* [Written instruction]:
From the entries below, pull out each line where "Count" appears.

* [Records provided]:

_ _ _ _

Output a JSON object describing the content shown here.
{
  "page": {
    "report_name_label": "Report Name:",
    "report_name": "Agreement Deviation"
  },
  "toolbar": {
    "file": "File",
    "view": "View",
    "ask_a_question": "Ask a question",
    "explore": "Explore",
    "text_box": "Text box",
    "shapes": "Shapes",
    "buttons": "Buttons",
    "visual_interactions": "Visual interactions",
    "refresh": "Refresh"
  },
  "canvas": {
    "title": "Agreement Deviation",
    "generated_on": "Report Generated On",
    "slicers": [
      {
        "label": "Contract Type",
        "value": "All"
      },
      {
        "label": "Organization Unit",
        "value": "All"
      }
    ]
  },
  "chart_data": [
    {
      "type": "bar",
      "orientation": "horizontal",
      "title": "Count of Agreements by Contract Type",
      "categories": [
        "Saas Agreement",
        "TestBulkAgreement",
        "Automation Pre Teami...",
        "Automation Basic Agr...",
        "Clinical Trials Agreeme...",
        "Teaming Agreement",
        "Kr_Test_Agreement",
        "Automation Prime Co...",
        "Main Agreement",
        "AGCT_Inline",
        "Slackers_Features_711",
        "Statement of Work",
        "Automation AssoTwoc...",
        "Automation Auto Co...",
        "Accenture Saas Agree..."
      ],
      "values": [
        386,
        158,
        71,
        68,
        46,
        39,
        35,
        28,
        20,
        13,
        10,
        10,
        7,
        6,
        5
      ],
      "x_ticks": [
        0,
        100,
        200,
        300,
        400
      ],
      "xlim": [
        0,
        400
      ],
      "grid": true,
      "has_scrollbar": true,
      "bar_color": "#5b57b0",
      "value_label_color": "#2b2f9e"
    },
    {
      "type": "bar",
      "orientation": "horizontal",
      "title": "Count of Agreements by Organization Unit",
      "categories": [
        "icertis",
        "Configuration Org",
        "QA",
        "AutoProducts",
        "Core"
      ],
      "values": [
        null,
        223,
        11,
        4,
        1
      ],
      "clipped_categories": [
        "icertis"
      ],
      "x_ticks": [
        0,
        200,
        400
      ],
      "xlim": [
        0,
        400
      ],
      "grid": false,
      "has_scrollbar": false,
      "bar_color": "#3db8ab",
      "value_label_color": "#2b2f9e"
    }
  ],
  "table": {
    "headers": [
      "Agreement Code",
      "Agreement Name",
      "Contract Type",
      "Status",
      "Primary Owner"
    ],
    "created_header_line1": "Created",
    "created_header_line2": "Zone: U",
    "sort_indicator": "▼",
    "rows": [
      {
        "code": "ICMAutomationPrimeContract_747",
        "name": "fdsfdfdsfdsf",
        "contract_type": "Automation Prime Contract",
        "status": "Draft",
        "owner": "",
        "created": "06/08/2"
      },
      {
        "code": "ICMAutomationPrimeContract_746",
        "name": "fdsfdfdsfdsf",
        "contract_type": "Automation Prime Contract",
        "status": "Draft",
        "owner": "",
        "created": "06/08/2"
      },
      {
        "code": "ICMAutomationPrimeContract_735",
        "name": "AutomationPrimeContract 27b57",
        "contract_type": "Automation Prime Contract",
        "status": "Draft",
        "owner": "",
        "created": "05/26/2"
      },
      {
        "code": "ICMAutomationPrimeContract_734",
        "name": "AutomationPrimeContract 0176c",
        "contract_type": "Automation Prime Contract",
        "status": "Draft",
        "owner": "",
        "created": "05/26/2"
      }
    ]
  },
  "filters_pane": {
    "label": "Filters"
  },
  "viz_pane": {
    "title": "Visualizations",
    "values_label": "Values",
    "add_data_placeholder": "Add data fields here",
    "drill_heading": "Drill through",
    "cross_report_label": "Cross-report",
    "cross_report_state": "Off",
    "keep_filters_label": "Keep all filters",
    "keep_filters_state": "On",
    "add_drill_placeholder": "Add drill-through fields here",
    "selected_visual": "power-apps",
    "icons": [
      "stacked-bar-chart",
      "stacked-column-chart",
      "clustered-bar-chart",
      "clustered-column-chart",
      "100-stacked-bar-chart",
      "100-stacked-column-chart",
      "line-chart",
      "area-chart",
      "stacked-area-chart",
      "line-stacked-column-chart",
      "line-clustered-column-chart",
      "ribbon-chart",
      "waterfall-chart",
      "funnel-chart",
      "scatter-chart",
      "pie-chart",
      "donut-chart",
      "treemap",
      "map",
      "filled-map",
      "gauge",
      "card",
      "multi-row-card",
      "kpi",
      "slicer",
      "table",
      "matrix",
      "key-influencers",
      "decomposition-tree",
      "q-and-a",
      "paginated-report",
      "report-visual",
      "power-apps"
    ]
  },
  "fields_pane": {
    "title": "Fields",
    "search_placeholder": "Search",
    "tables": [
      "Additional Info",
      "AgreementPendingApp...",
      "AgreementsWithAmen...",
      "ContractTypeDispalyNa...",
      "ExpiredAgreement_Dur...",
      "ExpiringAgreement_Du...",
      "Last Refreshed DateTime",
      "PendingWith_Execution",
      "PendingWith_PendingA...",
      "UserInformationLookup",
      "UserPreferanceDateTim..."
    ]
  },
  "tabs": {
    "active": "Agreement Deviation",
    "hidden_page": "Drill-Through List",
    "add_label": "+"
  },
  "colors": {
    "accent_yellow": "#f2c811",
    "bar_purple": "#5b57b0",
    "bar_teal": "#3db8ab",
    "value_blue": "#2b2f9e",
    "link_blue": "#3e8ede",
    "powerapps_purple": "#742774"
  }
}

_ _ _ _

* [Full solution]:
      "title": "Count of Agreements by Contract Type",
      "title": "Count of Agreements by Organization Unit",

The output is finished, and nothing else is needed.